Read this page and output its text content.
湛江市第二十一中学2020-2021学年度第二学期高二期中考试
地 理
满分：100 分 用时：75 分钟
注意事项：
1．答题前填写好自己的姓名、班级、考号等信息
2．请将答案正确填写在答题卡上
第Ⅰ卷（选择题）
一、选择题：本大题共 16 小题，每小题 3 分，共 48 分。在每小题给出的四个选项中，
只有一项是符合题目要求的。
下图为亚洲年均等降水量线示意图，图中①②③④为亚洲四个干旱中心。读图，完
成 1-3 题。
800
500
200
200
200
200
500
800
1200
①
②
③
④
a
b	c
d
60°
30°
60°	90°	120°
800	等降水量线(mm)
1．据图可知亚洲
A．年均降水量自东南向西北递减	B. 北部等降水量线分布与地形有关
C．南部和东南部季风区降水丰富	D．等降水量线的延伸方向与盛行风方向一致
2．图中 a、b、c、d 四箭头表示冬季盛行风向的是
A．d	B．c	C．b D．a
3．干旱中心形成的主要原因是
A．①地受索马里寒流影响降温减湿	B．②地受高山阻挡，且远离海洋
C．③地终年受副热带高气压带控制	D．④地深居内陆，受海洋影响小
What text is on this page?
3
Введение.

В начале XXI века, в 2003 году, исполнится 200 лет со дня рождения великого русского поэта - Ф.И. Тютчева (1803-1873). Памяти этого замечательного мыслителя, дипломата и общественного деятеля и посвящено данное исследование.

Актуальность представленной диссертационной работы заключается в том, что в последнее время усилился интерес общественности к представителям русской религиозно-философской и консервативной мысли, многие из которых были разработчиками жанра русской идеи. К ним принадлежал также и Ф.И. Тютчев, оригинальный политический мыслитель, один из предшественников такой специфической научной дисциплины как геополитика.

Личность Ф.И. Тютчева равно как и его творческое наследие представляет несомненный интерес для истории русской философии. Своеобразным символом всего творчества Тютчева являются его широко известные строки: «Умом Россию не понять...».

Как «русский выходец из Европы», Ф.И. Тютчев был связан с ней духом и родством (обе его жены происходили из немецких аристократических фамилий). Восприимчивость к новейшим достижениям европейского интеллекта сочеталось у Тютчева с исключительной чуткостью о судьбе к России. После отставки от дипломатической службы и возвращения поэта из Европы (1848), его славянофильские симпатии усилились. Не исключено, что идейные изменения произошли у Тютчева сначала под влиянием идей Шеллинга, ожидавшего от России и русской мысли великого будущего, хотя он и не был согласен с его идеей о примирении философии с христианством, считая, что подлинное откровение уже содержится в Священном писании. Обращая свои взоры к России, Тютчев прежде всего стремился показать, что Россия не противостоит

==*==

CHALLENGE
Every line of the data above should be copied exactly.

RESPONSE FOR THIS EXERCISE
Read this page and output its text content.
湛江市第二十一中学2020-2021学年度第二学期高二期中考试
地 理
满分：100 分 用时：75 分钟
注意事项：
1．答题前填写好自己的姓名、班级、考号等信息
2．请将答案正确填写在答题卡上
第Ⅰ卷（选择题）
一、选择题：本大题共 16 小题，每小题 3 分，共 48 分。在每小题给出的四个选项中，
只有一项是符合题目要求的。
下图为亚洲年均等降水量线示意图，图中①②③④为亚洲四个干旱中心。读图，完
成 1-3 题。
800
500
200
200
200
200
500
800
1200
①
②
③
④
a
b	c
d
60°
30°
60°	90°	120°
800	等降水量线(mm)
1．据图可知亚洲
A．年均降水量自东南向西北递减	B. 北部等降水量线分布与地形有关
C．南部和东南部季风区降水丰富	D．等降水量线的延伸方向与盛行风方向一致
2．图中 a、b、c、d 四箭头表示冬季盛行风向的是
A．d	B．c	C．b D．a
3．干旱中心形成的主要原因是
A．①地受索马里寒流影响降温减湿	B．②地受高山阻挡，且远离海洋
C．③地终年受副热带高气压带控制	D．④地深居内陆，受海洋影响小
What text is on this page?
3
Введение.

В начале XXI века, в 2003 году, исполнится 200 лет со дня рождения великого русского поэта - Ф.И. Тютчева (1803-1873). Памяти этого замечательного мыслителя, дипломата и общественного деятеля и посвящено данное исследование.

Актуальность представленной диссертационной работы заключается в том, что в последнее время усилился интерес общественности к представителям русской религиозно-философской и консервативной мысли, многие из которых были разработчиками жанра русской идеи. К ним принадлежал также и Ф.И. Тютчев, оригинальный политический мыслитель, один из предшественников такой специфической научной дисциплины как геополитика.

Личность Ф.И. Тютчева равно как и его творческое наследие представляет несомненный интерес для истории русской философии. Своеобразным символом всего творчества Тютчева являются его широко известные строки: «Умом Россию не понять...».

Как «русский выходец из Европы», Ф.И. Тютчев был связан с ней духом и родством (обе его жены происходили из немецких аристократических фамилий). Восприимчивость к новейшим достижениям европейского интеллекта сочеталось у Тютчева с исключительной чуткостью о судьбе к России. После отставки от дипломатической службы и возвращения поэта из Европы (1848), его славянофильские симпатии усилились. Не исключено, что идейные изменения произошли у Тютчева сначала под влиянием идей Шеллинга, ожидавшего от России и русской мысли великого будущего, хотя он и не был согласен с его идеей о примирении философии с христианством, считая, что подлинное откровение уже содержится в Священном писании. Обращая свои взоры к России, Тютчев прежде всего стремился показать, что Россия не противостоит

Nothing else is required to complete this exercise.